DIRECTIONS ▸ Convert every row below into a numbered list of its lines, skipping blank lines. Leave the pictures out.

INPUT FOR THIS TASK ▸
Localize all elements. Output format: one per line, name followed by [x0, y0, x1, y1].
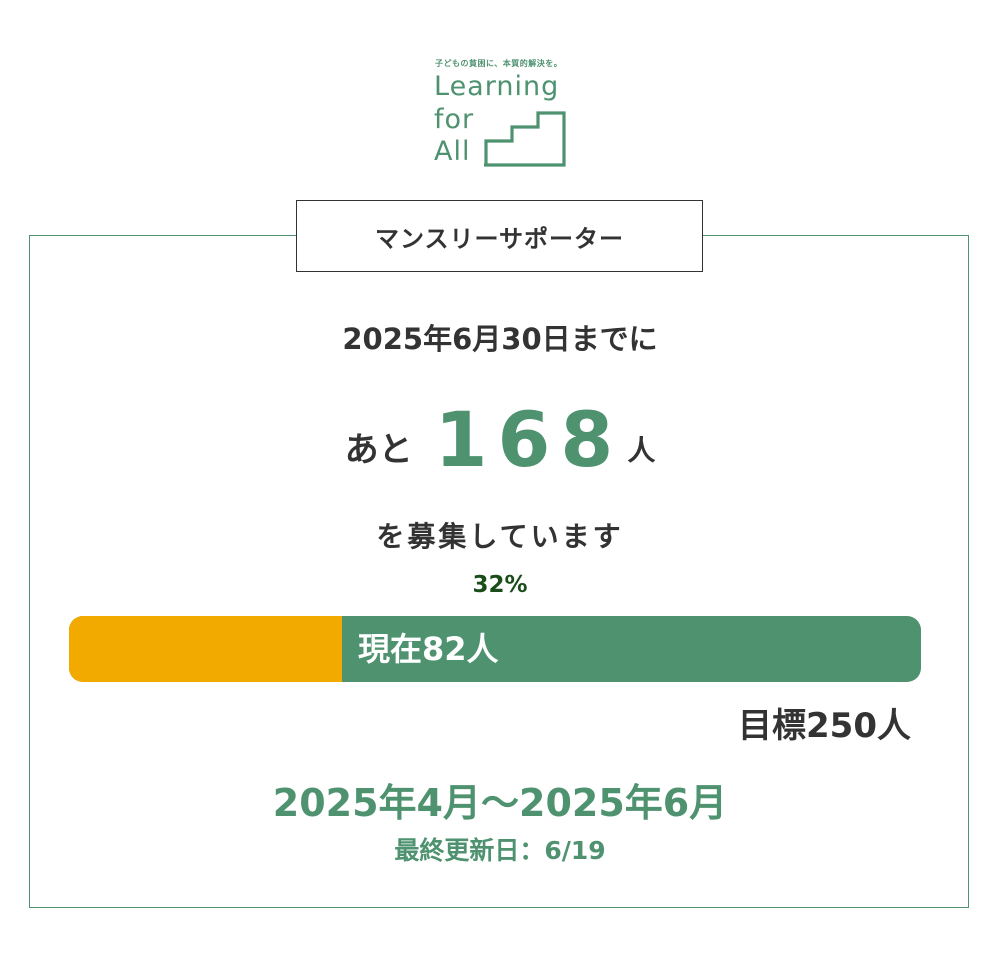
logo-word-all: All	[434, 136, 471, 167]
stairs-icon	[484, 111, 566, 167]
logo-tagline: 子どもの貧困に、本質的解決を。	[435, 59, 563, 68]
campaign-period: 2025年4月〜2025年6月	[272, 781, 728, 825]
logo-word-for: for	[434, 104, 475, 135]
goal-count: 目標250人	[738, 706, 911, 746]
learning-for-all-logo[interactable]: 子どもの貧困に、本質的解決を。 Learning for All	[434, 56, 574, 168]
progress-bar-fill	[69, 616, 342, 682]
remaining-prefix: あと	[344, 430, 413, 470]
panel-title: マンスリーサポーター	[296, 200, 703, 272]
deadline-text: 2025年6月30日までに	[342, 322, 658, 356]
remaining-number: 168	[434, 395, 624, 484]
current-count-label: 現在82人	[358, 630, 499, 668]
remaining-count: あと 168 人	[0, 395, 1000, 485]
progress-percent: 32%	[472, 572, 528, 598]
logo-word-learning: Learning	[434, 71, 560, 102]
progress-bar: 現在82人	[69, 616, 921, 682]
last-updated: 最終更新日：6/19	[394, 836, 606, 865]
recruiting-text: を募集しています	[376, 520, 624, 553]
remaining-suffix: 人	[627, 434, 656, 467]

EXERCISE SOLUTION ▸
1. Localize all elements. Output format: one per line, name followed by [x0, y0, x1, y1].
2. logo-word-all: All	[434, 136, 471, 167]
3. stairs-icon	[484, 111, 566, 167]
4. logo-tagline: 子どもの貧困に、本質的解決を。	[435, 59, 563, 68]
5. campaign-period: 2025年4月〜2025年6月	[272, 781, 728, 825]
6. logo-word-for: for	[434, 104, 475, 135]
7. goal-count: 目標250人	[738, 706, 911, 746]
8. learning-for-all-logo[interactable]: 子どもの貧困に、本質的解決を。 Learning for All	[434, 56, 574, 168]
9. progress-bar-fill	[69, 616, 342, 682]
10. remaining-prefix: あと	[344, 430, 413, 470]
11. panel-title: マンスリーサポーター	[296, 200, 703, 272]
12. deadline-text: 2025年6月30日までに	[342, 322, 658, 356]
13. remaining-number: 168	[434, 395, 624, 484]
14. current-count-label: 現在82人	[358, 630, 499, 668]
15. remaining-count: あと 168 人	[0, 395, 1000, 485]
16. progress-percent: 32%	[472, 572, 528, 598]
17. logo-word-learning: Learning	[434, 71, 560, 102]
18. progress-bar: 現在82人	[69, 616, 921, 682]
19. last-updated: 最終更新日：6/19	[394, 836, 606, 865]
20. recruiting-text: を募集しています	[376, 520, 624, 553]
21. remaining-suffix: 人	[627, 434, 656, 467]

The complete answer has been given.